◆ Exercise details: Below are entries to be transcribed exactly; exclude the pictures from the copy.

◆ Data rows:
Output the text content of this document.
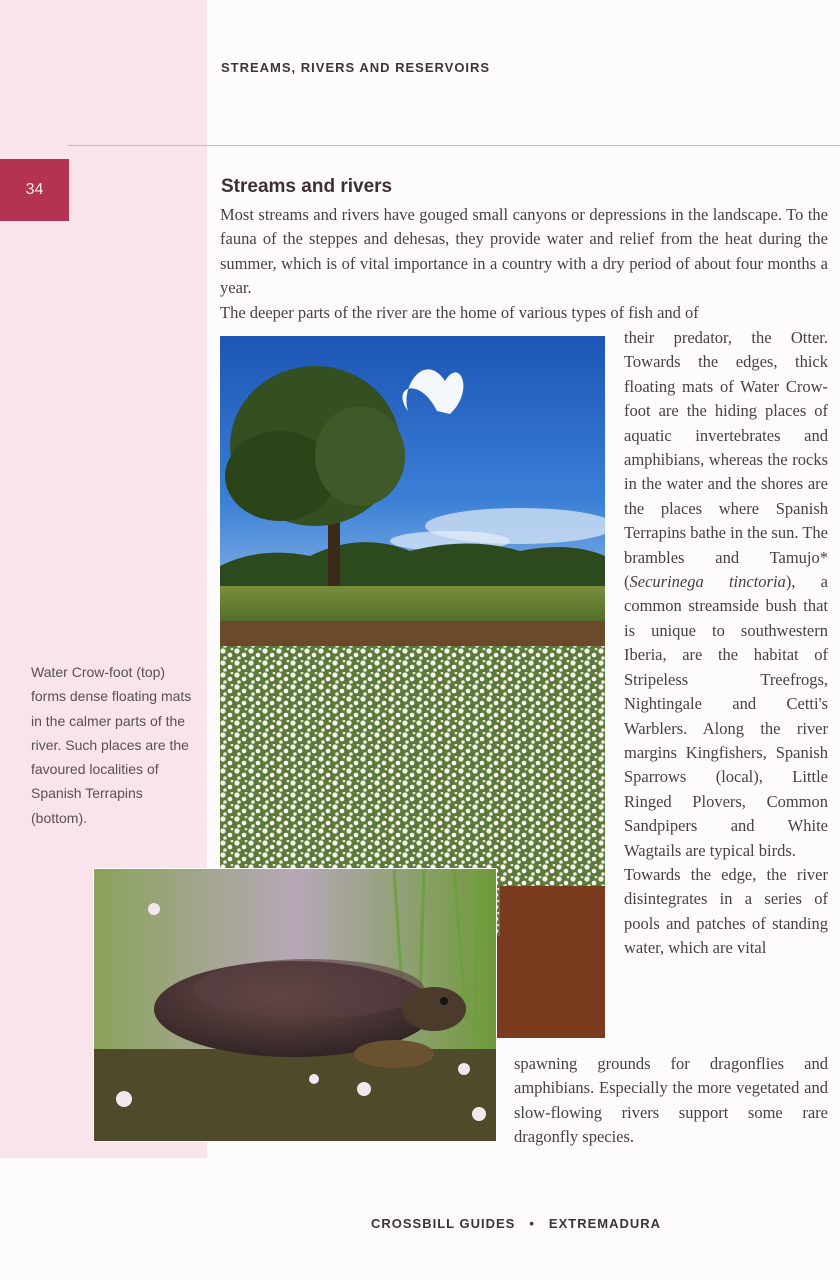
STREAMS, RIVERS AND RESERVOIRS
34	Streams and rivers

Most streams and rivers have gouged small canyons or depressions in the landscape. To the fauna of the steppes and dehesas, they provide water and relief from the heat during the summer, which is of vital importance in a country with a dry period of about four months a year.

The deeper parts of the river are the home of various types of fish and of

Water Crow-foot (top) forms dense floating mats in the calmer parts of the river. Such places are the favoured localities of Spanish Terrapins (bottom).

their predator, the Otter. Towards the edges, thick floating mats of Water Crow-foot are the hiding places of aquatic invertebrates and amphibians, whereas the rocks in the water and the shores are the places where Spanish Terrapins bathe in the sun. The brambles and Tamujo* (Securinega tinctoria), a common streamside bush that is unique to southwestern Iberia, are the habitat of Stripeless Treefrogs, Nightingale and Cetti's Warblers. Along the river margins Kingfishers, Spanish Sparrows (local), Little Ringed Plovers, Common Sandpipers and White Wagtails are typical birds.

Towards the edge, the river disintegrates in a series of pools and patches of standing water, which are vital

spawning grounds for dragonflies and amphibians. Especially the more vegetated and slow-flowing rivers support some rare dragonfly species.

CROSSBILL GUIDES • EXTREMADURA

◆ Worked solution:
Output the text content of this document.
STREAMS, RIVERS AND RESERVOIRS
34	Streams and rivers

Most streams and rivers have gouged small canyons or depressions in the landscape. To the fauna of the steppes and dehesas, they provide water and relief from the heat during the summer, which is of vital importance in a country with a dry period of about four months a year.

The deeper parts of the river are the home of various types of fish and of

Water Crow-foot (top) forms dense floating mats in the calmer parts of the river. Such places are the favoured localities of Spanish Terrapins (bottom).

their predator, the Otter. Towards the edges, thick floating mats of Water Crow-foot are the hiding places of aquatic invertebrates and amphibians, whereas the rocks in the water and the shores are the places where Spanish Terrapins bathe in the sun. The brambles and Tamujo* (Securinega tinctoria), a common streamside bush that is unique to southwestern Iberia, are the habitat of Stripeless Treefrogs, Nightingale and Cetti's Warblers. Along the river margins Kingfishers, Spanish Sparrows (local), Little Ringed Plovers, Common Sandpipers and White Wagtails are typical birds.

Towards the edge, the river disintegrates in a series of pools and patches of standing water, which are vital

spawning grounds for dragonflies and amphibians. Especially the more vegetated and slow-flowing rivers support some rare dragonfly species.

CROSSBILL GUIDES • EXTREMADURA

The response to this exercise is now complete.